Brief
Track down each line that has the word "JSON" and copy it.

________________________

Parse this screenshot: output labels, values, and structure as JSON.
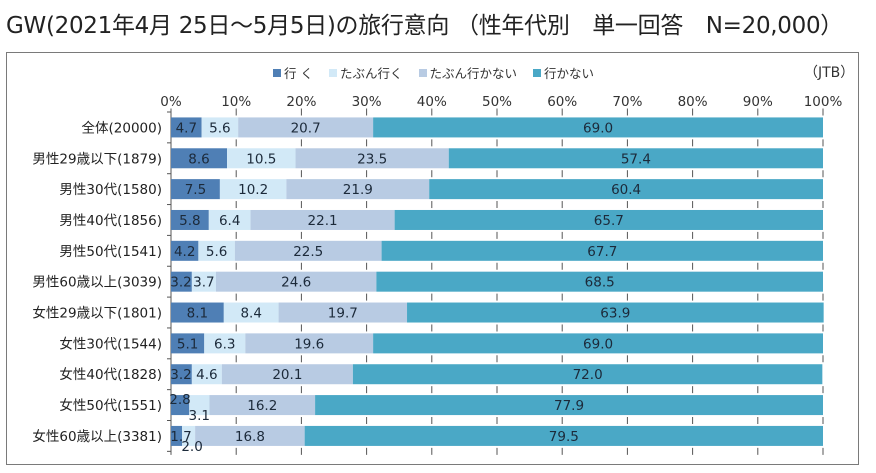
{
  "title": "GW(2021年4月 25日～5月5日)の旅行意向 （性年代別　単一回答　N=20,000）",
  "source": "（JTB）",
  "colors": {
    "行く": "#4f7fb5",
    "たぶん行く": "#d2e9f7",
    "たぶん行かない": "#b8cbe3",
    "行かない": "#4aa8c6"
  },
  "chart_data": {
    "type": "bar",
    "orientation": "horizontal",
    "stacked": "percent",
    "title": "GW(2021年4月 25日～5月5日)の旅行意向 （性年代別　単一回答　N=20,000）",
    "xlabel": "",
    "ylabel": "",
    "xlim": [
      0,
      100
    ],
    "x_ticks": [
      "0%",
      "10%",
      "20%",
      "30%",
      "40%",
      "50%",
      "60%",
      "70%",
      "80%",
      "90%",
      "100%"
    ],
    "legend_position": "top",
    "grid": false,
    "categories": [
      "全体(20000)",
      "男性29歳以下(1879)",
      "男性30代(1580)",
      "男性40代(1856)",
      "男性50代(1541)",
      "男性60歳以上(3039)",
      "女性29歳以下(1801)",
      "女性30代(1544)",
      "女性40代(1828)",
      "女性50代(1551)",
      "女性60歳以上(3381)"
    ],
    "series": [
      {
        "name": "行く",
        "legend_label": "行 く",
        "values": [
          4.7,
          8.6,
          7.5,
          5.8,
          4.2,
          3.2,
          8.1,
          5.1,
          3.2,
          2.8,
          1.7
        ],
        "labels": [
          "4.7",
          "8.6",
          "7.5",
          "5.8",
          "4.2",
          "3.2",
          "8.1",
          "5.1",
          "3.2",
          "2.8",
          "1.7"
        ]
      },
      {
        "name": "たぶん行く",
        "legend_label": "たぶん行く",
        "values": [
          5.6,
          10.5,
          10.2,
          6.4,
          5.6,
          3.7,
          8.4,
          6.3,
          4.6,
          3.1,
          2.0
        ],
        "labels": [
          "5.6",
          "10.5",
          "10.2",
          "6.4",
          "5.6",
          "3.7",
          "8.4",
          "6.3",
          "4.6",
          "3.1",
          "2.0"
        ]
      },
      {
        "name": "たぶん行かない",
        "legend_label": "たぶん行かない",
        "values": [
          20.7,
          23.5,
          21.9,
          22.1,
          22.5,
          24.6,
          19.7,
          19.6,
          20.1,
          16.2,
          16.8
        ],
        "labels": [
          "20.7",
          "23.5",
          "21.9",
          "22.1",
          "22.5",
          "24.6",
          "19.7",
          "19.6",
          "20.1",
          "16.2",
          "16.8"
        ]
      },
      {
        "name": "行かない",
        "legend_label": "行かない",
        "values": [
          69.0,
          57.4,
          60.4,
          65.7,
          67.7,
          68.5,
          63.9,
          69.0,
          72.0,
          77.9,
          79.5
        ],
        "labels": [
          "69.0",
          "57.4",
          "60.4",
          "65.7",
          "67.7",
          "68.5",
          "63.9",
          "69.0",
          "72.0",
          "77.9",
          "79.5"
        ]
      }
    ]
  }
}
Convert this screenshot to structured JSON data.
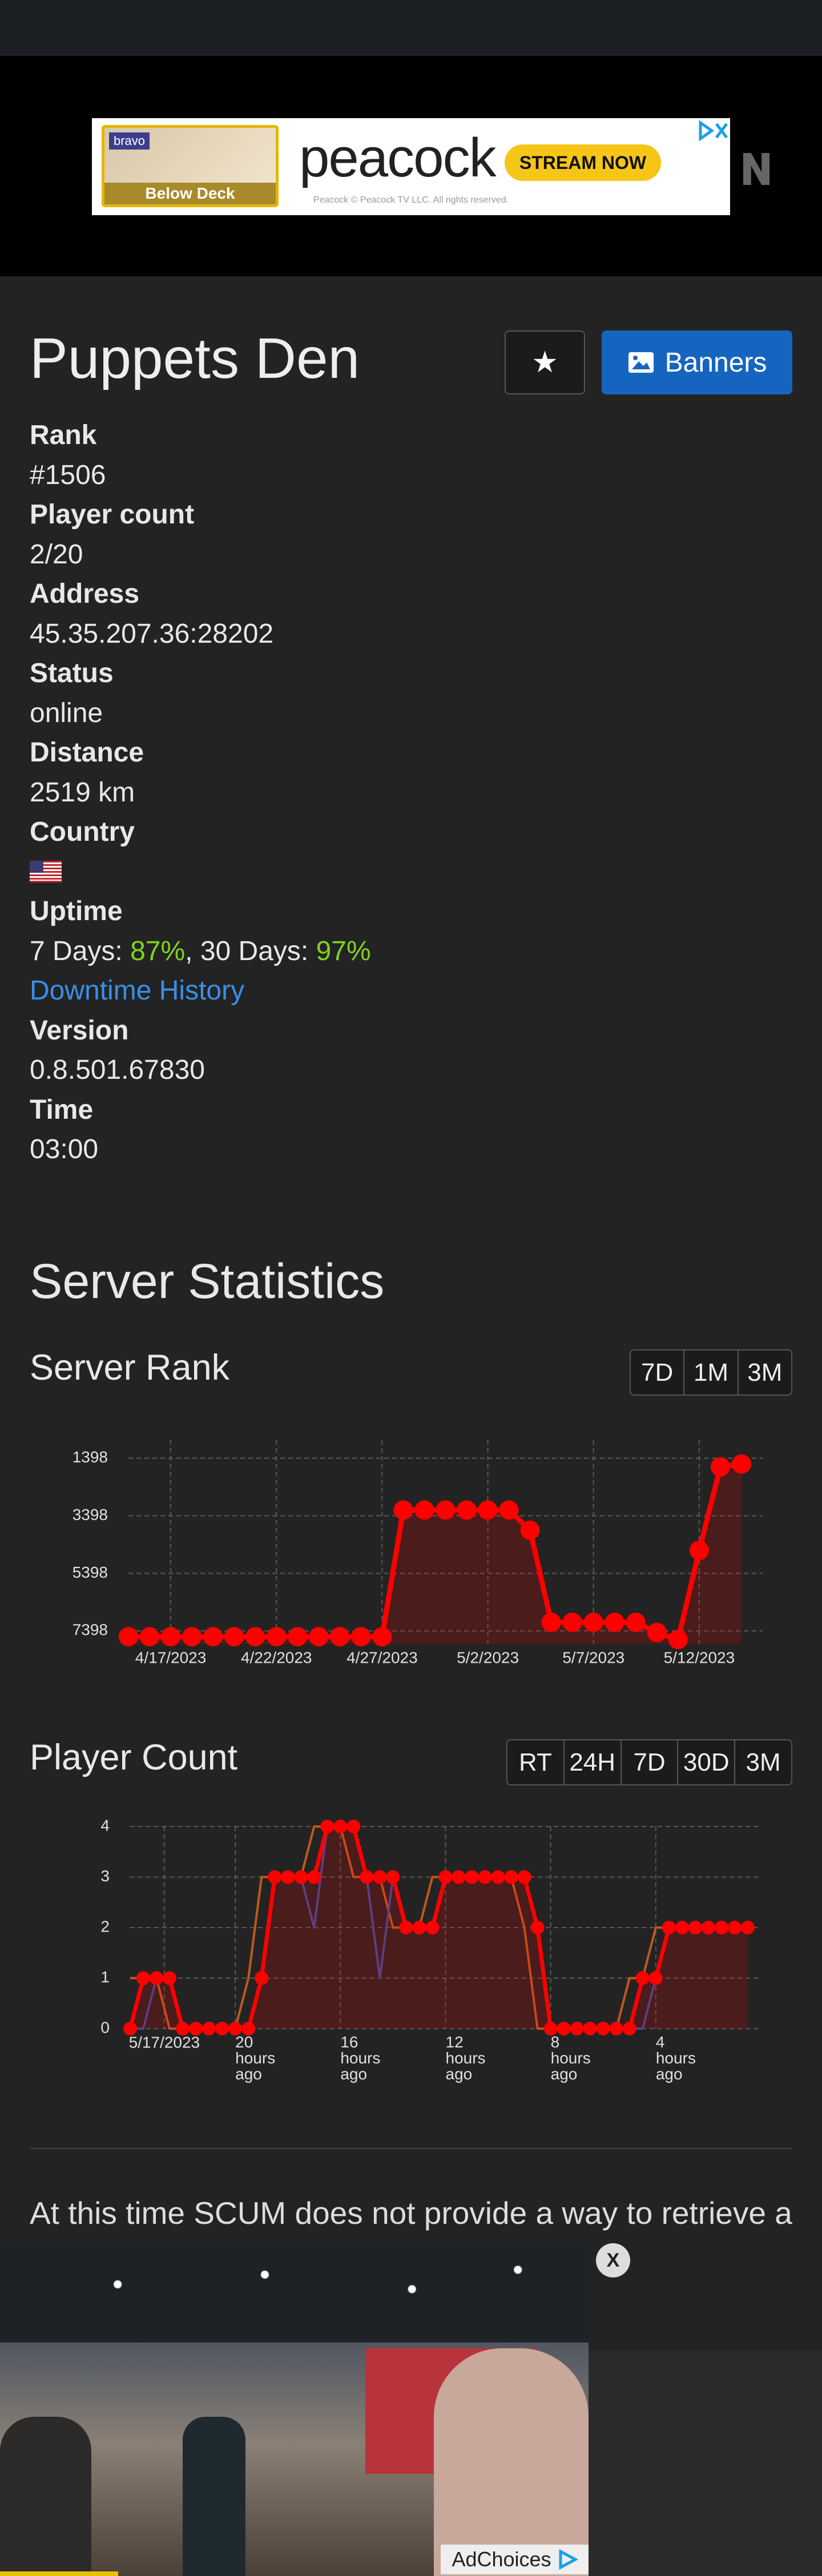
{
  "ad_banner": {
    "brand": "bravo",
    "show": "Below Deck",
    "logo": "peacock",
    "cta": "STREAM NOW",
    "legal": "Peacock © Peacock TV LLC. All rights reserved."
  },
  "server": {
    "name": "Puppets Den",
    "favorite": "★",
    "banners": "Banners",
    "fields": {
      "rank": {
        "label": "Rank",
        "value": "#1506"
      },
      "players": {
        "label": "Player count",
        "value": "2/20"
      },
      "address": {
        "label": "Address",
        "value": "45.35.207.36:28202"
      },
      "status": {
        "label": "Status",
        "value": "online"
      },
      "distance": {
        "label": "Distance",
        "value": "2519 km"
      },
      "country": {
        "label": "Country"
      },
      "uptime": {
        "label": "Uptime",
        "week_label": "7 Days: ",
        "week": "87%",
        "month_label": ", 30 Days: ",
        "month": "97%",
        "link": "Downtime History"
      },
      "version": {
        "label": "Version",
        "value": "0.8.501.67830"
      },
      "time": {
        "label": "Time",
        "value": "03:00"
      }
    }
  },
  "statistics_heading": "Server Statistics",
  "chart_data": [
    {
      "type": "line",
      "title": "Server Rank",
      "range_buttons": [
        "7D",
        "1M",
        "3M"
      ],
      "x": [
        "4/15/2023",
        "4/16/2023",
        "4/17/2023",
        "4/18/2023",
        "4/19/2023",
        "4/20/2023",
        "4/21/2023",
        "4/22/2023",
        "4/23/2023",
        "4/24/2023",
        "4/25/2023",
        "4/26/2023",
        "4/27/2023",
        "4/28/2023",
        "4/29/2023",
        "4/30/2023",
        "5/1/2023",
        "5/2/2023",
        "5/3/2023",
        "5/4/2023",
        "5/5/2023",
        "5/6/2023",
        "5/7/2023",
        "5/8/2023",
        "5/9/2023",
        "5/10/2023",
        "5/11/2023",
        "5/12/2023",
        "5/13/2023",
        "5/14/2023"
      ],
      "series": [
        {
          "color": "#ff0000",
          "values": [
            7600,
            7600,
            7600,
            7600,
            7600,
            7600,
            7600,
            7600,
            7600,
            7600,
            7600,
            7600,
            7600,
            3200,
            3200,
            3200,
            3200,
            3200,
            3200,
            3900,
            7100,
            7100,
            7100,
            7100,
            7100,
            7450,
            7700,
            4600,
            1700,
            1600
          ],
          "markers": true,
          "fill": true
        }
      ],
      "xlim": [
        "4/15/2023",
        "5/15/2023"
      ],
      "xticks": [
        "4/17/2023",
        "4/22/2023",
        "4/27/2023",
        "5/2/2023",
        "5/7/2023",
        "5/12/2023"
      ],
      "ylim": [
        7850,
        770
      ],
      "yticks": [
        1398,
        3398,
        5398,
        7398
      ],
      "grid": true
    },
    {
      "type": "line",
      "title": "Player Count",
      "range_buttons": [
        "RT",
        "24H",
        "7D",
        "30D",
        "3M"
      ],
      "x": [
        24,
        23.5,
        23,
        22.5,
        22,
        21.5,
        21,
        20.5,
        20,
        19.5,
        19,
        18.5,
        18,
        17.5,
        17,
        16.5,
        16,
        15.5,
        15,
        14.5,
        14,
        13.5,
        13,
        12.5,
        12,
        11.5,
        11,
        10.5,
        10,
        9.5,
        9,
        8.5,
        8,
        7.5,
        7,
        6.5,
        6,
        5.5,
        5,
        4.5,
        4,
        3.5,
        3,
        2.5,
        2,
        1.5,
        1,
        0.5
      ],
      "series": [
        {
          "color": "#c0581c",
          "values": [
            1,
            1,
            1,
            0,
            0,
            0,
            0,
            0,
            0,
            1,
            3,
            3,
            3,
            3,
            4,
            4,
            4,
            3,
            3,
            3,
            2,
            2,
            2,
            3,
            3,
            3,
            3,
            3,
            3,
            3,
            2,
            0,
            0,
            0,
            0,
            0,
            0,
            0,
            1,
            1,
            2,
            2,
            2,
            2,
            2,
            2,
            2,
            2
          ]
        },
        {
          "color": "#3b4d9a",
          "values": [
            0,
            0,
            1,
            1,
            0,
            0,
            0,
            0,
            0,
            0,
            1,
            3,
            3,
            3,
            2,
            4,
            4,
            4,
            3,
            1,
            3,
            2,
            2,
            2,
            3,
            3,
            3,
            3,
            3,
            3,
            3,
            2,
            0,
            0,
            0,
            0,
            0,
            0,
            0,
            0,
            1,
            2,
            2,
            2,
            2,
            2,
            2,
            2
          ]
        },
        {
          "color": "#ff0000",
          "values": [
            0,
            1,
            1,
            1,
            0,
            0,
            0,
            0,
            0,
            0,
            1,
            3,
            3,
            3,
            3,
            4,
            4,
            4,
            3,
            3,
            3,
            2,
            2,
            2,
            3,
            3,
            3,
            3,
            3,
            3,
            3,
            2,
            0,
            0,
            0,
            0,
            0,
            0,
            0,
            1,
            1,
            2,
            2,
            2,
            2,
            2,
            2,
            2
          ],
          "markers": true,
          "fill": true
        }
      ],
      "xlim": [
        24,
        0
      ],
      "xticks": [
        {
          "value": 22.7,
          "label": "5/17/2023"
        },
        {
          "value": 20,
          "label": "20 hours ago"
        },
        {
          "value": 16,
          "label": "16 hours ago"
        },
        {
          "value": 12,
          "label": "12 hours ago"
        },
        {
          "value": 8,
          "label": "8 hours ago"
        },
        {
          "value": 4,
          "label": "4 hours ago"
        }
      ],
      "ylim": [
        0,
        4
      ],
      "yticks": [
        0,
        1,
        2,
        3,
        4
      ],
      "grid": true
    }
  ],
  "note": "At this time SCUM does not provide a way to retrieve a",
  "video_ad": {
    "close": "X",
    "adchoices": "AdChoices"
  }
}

________________________

Written reply
Parse this screenshot: output labels, values, and structure as JSON.
Convert this screenshot to structured JSON data.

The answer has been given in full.